TASK BRIEF: Could you give the data below again, exactly and completely?

## Start DATA PROVIDED

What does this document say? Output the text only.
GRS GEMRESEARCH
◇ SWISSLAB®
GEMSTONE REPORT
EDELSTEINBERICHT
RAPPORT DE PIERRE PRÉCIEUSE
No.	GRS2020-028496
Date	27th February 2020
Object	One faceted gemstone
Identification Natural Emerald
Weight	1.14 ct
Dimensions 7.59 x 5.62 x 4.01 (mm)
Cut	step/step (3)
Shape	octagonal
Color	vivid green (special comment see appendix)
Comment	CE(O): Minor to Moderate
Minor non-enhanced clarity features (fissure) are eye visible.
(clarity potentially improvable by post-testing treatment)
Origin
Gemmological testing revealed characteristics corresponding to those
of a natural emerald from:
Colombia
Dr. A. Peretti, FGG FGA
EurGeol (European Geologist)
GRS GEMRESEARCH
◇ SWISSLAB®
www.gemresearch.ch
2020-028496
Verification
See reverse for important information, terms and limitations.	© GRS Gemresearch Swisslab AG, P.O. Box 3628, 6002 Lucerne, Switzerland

## End DATA PROVIDED

RESPONSE TO THIS TASK:
What does this document say? Output the text only.
GRS GEMRESEARCH
◇ SWISSLAB®
GEMSTONE REPORT
EDELSTEINBERICHT
RAPPORT DE PIERRE PRÉCIEUSE
No.	GRS2020-028496
Date	27th February 2020
Object	One faceted gemstone
Identification Natural Emerald
Weight	1.14 ct
Dimensions 7.59 x 5.62 x 4.01 (mm)
Cut	step/step (3)
Shape	octagonal
Color	vivid green (special comment see appendix)
Comment	CE(O): Minor to Moderate
Minor non-enhanced clarity features (fissure) are eye visible.
(clarity potentially improvable by post-testing treatment)
Origin
Gemmological testing revealed characteristics corresponding to those
of a natural emerald from:
Colombia
Dr. A. Peretti, FGG FGA
EurGeol (European Geologist)
GRS GEMRESEARCH
◇ SWISSLAB®
www.gemresearch.ch
2020-028496
Verification
See reverse for important information, terms and limitations.	© GRS Gemresearch Swisslab AG, P.O. Box 3628, 6002 Lucerne, Switzerland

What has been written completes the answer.